Directive: Take the material from the line with "Give me the" to the line with "x-tick-label: 200 (923, 366, 952, 386)" and switch "Compressor Load" to "Condenser Load". Return only those lines, with everything else left as it is.

Data supplied:
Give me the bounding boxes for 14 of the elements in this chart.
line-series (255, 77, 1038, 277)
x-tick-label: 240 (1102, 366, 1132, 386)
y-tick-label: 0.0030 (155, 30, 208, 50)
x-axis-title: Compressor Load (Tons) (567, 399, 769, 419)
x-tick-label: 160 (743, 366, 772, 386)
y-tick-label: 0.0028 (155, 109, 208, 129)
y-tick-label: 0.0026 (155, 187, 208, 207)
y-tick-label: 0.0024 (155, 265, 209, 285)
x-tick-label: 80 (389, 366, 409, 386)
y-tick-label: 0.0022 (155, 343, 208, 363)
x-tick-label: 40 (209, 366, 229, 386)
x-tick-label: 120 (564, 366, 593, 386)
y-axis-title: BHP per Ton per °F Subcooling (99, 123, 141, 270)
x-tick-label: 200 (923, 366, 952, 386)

==

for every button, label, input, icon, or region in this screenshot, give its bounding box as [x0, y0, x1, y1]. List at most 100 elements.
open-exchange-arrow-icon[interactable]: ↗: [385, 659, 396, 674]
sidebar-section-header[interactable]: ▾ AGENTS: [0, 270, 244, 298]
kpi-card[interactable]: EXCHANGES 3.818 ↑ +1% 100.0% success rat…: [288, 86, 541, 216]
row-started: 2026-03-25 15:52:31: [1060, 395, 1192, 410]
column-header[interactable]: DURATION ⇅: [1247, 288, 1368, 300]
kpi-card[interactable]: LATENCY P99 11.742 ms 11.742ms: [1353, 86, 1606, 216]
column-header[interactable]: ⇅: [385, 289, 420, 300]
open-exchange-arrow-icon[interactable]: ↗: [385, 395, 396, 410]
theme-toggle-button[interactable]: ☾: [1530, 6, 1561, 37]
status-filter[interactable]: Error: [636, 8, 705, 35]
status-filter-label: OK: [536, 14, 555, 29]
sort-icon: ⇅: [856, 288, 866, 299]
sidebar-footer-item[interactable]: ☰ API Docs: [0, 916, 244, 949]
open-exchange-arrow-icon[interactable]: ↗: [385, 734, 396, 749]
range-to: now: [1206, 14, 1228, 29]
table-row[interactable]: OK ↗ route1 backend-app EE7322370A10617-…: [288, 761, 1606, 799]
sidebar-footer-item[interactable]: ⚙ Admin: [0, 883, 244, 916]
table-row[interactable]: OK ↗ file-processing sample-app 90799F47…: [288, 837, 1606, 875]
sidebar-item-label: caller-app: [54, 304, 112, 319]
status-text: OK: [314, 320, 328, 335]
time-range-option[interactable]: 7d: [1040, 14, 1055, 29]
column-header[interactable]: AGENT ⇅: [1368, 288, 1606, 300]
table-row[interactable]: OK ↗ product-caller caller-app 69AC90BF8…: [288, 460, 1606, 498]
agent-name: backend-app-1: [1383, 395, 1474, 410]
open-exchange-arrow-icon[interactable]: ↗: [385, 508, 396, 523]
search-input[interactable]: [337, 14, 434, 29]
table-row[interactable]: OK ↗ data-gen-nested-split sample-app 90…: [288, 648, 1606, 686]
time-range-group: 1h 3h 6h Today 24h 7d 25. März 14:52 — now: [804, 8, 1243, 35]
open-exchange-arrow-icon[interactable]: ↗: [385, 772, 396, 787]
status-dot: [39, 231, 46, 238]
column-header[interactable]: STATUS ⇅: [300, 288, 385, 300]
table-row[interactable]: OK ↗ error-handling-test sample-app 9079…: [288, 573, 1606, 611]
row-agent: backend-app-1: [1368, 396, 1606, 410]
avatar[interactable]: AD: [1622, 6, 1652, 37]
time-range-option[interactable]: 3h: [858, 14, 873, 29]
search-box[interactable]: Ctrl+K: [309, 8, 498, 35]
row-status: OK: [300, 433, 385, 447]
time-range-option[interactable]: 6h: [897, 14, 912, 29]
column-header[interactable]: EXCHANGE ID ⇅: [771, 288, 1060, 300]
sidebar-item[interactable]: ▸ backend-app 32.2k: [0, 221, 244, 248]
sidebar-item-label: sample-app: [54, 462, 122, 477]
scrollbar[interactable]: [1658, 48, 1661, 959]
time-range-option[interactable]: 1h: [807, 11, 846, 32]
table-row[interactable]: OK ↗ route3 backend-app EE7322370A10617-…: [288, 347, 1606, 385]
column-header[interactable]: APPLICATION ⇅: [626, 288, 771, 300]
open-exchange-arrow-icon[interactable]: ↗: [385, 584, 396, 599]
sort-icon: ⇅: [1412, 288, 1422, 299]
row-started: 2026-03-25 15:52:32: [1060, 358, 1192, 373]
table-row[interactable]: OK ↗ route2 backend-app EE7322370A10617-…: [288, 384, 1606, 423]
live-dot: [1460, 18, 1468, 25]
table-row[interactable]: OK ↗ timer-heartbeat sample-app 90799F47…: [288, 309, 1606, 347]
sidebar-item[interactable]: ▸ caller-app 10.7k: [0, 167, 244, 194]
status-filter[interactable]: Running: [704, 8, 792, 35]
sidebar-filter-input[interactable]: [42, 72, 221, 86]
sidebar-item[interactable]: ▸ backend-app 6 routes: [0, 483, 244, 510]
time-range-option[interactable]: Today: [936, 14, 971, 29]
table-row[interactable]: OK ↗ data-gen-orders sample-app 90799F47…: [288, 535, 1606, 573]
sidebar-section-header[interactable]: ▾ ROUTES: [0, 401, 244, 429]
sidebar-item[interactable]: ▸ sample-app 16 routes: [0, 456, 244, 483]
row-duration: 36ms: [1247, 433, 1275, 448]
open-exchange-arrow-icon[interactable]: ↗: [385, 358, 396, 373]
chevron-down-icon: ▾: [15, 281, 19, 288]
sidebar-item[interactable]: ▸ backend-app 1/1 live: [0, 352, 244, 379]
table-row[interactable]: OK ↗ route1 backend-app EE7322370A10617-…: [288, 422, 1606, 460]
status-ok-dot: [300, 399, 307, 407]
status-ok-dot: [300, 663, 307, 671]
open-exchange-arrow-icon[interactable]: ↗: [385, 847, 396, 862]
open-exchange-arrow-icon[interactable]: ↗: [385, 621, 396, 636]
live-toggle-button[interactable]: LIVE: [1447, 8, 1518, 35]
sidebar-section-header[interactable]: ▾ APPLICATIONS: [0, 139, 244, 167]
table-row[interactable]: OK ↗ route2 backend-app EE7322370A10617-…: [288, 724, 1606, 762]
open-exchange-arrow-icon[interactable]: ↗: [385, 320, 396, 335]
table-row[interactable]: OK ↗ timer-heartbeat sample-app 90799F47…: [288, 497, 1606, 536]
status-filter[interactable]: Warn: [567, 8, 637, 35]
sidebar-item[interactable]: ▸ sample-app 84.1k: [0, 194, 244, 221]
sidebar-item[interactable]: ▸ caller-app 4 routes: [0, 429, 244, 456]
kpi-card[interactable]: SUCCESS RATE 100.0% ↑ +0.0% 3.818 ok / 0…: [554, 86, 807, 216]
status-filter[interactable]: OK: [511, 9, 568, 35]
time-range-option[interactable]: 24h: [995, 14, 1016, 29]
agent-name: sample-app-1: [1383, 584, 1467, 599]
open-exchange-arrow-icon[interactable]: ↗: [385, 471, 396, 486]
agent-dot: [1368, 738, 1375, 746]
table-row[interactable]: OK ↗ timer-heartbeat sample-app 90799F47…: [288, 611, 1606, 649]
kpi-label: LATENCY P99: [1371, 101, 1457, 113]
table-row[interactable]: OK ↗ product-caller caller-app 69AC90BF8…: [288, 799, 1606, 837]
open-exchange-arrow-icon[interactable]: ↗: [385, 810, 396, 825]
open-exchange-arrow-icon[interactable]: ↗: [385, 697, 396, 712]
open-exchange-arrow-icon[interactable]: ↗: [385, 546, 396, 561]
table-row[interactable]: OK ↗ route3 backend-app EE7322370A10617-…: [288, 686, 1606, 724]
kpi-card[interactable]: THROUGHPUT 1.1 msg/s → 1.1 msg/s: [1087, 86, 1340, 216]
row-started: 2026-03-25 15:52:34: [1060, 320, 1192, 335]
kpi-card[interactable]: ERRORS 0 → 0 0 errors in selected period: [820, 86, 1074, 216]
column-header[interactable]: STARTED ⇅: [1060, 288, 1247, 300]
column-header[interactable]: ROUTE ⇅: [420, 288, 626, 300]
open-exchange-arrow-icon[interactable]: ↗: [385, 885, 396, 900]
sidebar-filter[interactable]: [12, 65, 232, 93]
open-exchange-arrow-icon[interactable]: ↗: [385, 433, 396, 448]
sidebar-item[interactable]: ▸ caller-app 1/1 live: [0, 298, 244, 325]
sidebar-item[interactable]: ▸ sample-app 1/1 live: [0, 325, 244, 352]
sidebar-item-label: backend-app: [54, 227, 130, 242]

Finished task:
Give me the bounding boxes for 14 of the elements in this chart.
line-series (255, 77, 1038, 277)
x-tick-label: 240 (1102, 366, 1132, 386)
y-tick-label: 0.0030 (155, 30, 208, 50)
x-axis-title: Condenser Load (Tons) (567, 399, 769, 419)
x-tick-label: 160 (743, 366, 772, 386)
y-tick-label: 0.0028 (155, 109, 208, 129)
y-tick-label: 0.0026 (155, 187, 208, 207)
y-tick-label: 0.0024 (155, 265, 209, 285)
x-tick-label: 80 (389, 366, 409, 386)
y-tick-label: 0.0022 (155, 343, 208, 363)
x-tick-label: 40 (209, 366, 229, 386)
x-tick-label: 120 (564, 366, 593, 386)
y-axis-title: BHP per Ton per °F Subcooling (99, 123, 141, 270)
x-tick-label: 200 (923, 366, 952, 386)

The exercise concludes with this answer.